Set exercise: How many lines of these entries hold the string "values"? Reply with the number alone.
## begin Dataset extract
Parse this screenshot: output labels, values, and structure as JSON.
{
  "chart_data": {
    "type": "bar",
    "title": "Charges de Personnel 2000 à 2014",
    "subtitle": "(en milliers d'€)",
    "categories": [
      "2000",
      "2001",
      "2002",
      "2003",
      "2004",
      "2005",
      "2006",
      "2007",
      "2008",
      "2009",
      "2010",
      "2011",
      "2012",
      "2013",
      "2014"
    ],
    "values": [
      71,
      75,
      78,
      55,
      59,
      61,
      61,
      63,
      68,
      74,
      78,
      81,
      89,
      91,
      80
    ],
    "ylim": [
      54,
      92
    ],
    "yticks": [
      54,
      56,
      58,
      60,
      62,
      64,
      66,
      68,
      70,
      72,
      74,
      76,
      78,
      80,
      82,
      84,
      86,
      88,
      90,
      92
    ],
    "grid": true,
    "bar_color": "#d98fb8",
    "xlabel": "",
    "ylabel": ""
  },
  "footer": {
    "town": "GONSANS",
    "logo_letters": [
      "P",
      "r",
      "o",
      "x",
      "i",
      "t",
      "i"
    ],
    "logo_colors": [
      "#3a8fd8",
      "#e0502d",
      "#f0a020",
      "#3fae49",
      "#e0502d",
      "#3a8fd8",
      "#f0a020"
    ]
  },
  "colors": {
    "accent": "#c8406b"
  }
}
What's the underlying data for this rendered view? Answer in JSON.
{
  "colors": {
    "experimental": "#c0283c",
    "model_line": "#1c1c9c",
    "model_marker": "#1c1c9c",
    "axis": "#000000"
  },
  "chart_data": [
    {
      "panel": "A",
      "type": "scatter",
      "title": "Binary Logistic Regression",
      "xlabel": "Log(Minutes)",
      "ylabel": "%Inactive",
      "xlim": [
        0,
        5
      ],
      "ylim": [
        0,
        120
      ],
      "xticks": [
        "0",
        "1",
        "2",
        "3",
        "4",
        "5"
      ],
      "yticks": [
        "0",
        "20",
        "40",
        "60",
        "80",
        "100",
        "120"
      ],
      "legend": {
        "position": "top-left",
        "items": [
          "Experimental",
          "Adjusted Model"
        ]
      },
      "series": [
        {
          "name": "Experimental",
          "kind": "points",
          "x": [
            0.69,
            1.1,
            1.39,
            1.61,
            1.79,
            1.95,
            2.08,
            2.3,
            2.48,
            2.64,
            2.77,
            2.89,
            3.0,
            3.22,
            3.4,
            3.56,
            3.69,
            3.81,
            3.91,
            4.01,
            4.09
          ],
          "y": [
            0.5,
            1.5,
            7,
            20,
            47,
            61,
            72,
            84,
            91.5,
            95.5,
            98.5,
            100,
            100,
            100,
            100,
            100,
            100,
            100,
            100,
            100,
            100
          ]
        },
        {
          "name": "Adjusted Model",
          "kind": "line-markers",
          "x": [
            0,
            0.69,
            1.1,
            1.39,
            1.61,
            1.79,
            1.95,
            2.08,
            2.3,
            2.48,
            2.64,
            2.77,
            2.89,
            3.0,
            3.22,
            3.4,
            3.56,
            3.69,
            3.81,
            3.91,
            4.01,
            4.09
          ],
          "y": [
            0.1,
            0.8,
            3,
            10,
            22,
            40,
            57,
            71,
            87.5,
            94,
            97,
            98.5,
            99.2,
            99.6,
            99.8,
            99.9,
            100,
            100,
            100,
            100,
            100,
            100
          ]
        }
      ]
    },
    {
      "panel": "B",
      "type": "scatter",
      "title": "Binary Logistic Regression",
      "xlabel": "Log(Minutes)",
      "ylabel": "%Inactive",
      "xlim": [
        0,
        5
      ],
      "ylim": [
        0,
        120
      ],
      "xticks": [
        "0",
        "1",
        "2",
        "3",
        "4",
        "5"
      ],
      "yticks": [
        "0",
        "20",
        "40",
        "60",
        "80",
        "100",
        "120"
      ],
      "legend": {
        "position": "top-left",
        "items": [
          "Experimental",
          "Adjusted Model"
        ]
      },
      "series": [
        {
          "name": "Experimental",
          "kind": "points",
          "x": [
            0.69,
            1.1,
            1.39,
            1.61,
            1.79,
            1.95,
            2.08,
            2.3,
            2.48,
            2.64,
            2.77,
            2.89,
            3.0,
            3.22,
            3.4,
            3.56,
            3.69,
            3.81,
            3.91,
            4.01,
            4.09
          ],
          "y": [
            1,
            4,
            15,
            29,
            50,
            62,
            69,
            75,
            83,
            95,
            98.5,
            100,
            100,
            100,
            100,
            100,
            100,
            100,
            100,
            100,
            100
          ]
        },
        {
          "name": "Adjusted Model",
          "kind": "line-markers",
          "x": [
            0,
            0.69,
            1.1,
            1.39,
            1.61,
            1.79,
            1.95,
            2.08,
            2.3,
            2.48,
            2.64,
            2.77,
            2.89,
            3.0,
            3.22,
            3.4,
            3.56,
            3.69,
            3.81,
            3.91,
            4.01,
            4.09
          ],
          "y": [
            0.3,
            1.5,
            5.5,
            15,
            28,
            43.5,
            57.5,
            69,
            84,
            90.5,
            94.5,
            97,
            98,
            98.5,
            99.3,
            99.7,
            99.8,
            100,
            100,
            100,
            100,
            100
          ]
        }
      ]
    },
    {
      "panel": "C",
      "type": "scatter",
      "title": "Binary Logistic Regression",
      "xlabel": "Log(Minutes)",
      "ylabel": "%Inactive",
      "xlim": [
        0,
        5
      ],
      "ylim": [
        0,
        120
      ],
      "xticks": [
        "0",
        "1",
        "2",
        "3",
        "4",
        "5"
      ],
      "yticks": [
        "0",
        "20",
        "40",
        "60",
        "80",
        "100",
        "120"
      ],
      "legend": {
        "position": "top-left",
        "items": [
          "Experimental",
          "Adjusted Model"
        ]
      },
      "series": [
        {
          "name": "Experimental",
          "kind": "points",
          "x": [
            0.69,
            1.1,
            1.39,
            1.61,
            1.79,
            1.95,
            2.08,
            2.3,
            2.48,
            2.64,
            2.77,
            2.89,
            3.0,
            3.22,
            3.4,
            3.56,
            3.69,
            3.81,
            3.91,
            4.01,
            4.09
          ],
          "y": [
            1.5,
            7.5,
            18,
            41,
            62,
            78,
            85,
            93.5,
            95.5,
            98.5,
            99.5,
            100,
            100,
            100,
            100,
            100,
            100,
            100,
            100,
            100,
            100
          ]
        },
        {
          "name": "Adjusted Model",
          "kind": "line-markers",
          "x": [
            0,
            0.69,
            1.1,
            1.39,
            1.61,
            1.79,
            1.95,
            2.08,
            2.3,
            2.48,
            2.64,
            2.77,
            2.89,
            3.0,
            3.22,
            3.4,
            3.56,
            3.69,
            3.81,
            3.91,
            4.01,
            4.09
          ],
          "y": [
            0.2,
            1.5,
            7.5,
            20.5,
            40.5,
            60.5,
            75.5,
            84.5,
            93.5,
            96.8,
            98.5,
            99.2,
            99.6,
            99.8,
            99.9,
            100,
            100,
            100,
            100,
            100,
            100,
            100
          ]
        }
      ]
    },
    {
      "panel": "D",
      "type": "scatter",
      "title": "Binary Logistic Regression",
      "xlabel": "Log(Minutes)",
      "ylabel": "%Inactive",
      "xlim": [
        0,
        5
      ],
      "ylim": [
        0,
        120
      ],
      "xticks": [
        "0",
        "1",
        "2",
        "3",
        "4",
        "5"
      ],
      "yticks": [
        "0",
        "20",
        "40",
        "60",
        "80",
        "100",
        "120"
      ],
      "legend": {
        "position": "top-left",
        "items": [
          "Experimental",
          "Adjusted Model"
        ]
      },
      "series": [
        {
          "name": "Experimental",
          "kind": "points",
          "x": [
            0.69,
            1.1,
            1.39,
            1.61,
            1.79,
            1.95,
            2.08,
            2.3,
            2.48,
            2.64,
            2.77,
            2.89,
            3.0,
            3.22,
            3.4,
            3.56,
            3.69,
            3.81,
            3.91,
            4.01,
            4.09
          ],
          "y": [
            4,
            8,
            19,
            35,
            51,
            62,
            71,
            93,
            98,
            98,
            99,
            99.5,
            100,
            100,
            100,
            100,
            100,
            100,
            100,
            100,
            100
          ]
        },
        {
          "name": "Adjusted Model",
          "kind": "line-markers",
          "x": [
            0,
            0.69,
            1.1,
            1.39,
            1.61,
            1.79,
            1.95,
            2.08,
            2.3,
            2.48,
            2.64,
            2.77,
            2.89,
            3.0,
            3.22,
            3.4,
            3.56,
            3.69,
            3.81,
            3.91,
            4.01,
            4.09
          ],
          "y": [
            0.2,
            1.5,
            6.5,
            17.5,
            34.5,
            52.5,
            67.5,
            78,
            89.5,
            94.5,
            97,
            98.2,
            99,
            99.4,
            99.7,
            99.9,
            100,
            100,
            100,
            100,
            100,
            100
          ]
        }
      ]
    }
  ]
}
## end Dataset extract
Result: 2